Goal → Pull out every line of the listing below where "this" appears.

***** Records supplied

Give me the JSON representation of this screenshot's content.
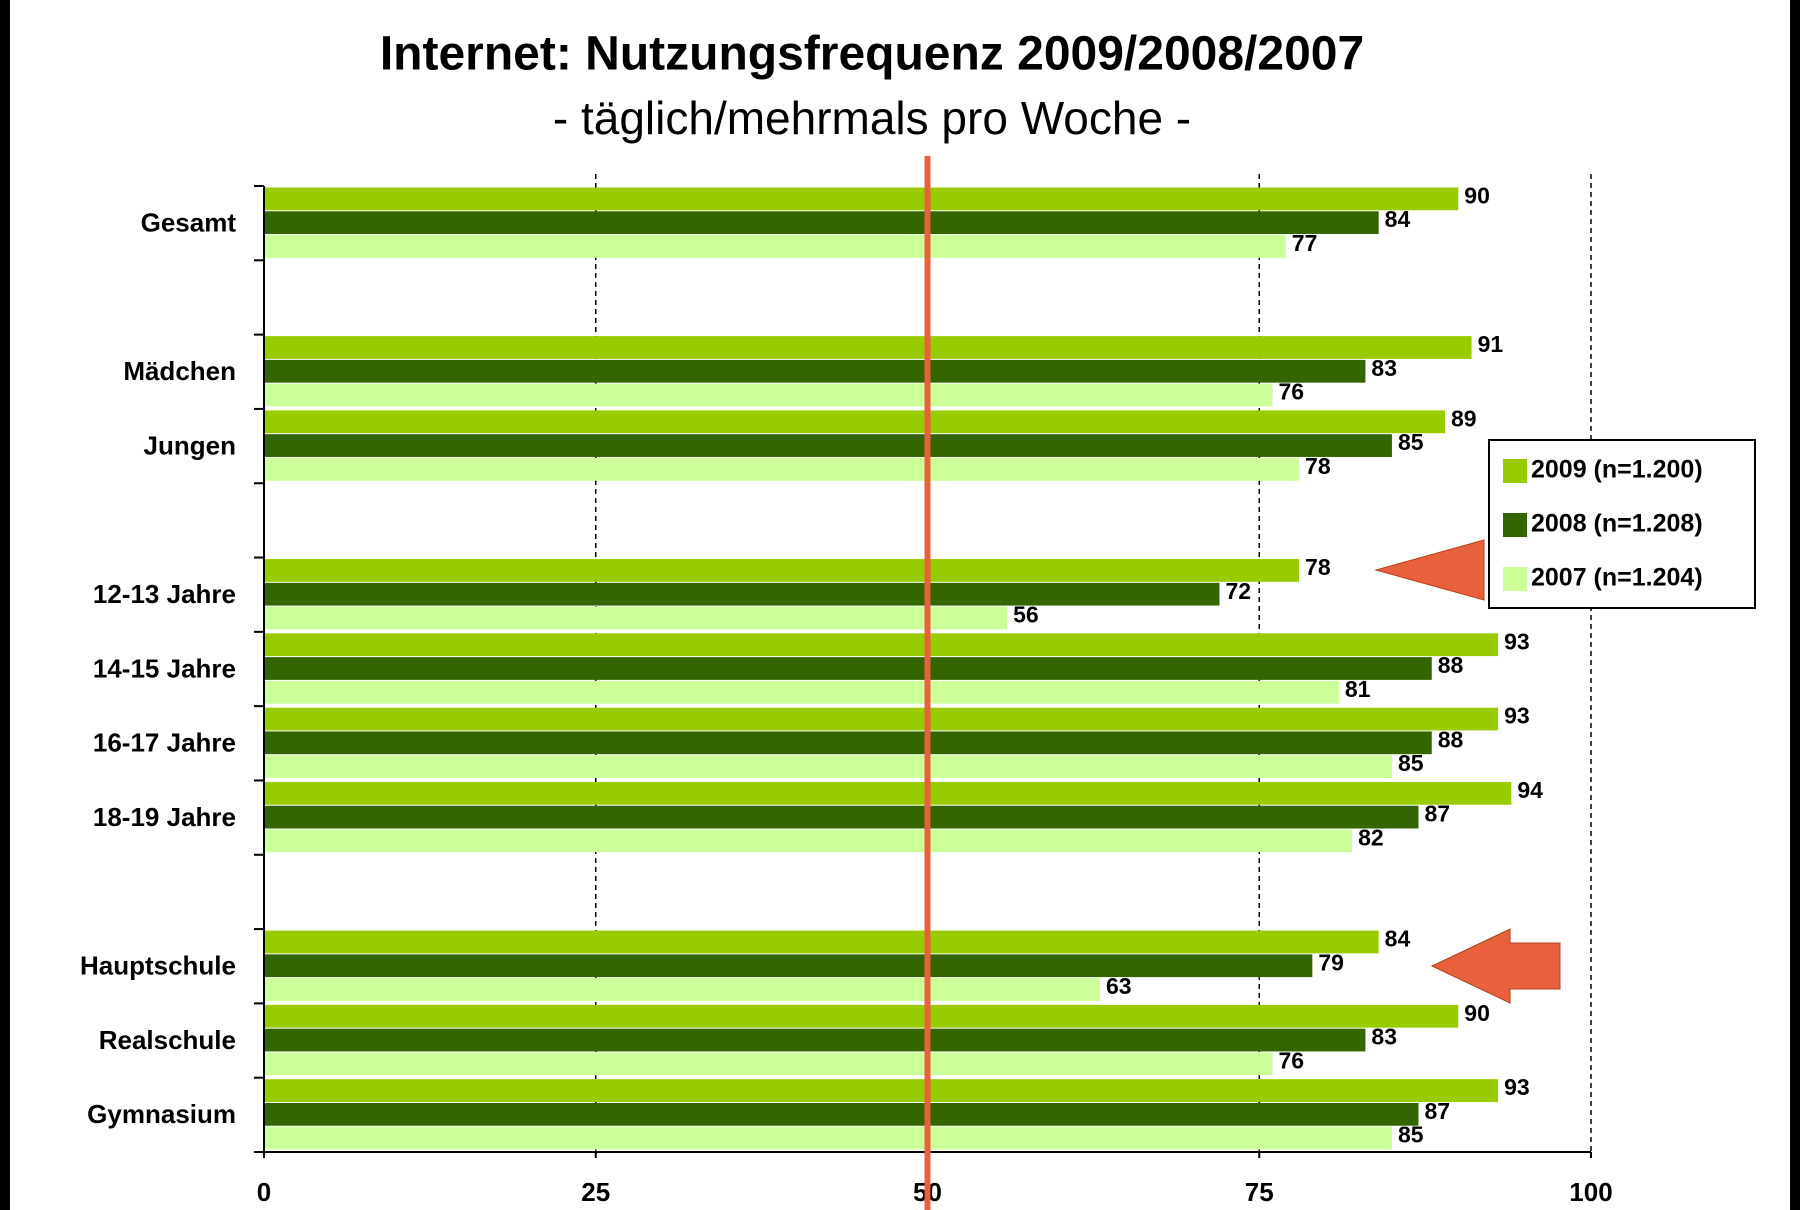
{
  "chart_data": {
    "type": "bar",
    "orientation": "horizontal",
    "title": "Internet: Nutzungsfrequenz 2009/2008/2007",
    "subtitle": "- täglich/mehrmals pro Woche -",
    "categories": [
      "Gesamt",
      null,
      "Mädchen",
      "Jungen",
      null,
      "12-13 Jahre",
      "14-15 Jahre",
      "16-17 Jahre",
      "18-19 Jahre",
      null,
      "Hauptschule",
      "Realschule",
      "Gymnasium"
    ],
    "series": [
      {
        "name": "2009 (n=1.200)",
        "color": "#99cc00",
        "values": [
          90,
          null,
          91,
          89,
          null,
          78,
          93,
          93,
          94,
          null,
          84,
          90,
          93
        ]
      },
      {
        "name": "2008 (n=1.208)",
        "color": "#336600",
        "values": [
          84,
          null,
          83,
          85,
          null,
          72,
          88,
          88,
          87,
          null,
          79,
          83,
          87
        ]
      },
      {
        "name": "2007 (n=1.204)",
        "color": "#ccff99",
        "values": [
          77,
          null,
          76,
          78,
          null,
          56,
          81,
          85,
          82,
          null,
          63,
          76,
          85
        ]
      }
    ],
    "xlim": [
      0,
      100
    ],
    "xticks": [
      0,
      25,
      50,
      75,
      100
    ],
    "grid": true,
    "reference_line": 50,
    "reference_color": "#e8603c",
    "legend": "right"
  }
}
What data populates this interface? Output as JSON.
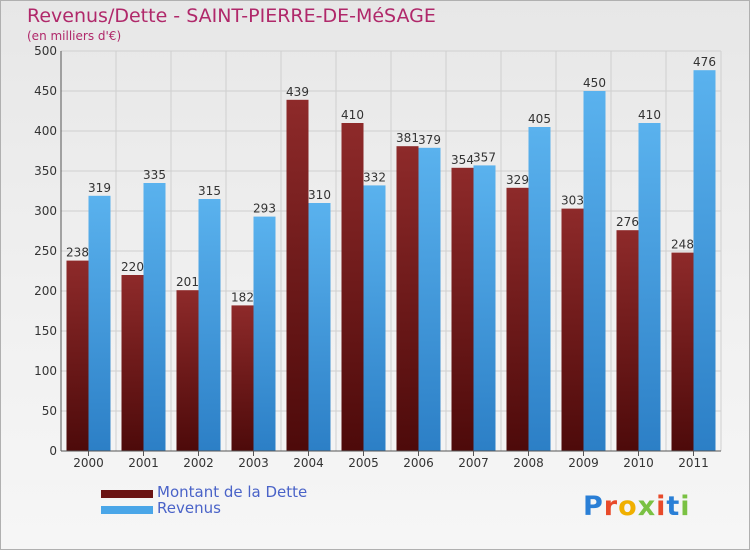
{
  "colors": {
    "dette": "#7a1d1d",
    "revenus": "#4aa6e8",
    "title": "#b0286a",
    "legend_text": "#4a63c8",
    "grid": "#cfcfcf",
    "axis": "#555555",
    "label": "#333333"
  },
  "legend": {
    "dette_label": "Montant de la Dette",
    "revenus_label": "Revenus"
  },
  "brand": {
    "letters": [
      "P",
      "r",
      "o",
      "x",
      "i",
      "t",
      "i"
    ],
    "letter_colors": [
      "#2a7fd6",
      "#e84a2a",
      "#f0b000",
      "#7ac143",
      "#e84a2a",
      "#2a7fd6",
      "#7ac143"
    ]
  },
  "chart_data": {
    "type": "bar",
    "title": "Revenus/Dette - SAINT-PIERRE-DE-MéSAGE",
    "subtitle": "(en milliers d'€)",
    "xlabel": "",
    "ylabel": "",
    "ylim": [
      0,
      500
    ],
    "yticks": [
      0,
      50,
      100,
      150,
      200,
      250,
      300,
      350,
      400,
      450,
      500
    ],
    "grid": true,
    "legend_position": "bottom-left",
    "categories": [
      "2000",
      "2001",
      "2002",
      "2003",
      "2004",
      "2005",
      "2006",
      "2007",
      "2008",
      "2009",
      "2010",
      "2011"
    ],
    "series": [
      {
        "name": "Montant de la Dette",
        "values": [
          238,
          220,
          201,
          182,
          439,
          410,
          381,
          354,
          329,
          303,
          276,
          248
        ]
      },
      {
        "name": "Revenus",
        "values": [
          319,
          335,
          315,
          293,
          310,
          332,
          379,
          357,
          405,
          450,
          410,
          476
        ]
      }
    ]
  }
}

**********
***** Records supplied

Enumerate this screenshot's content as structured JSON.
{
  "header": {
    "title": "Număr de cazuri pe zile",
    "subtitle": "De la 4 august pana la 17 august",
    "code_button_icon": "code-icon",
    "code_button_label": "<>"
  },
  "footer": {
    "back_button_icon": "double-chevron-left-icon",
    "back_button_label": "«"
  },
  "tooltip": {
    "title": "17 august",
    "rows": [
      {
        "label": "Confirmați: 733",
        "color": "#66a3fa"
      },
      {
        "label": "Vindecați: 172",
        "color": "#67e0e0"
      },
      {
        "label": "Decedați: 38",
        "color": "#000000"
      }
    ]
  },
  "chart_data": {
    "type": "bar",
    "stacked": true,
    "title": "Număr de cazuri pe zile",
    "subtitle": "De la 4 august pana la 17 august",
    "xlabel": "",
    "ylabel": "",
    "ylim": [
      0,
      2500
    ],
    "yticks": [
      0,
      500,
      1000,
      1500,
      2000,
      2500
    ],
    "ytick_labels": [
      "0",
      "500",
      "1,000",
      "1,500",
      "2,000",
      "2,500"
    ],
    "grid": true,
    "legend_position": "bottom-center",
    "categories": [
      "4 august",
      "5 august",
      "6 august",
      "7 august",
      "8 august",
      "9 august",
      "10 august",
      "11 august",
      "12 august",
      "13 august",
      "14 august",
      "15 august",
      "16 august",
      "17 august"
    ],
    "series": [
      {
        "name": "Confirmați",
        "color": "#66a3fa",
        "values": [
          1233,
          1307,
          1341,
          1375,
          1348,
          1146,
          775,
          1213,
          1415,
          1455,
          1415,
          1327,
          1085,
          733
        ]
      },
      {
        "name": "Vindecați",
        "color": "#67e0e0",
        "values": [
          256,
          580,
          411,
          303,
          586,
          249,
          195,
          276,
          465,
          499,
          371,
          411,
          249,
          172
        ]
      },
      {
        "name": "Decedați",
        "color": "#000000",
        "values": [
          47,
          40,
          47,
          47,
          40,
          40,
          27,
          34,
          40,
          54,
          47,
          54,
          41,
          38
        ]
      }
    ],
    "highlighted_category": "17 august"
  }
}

**********

The solution →
Give me the JSON representation of this screenshot's content.
What data populates this interface? Output as JSON.
Enumerate this screenshot's content as structured JSON.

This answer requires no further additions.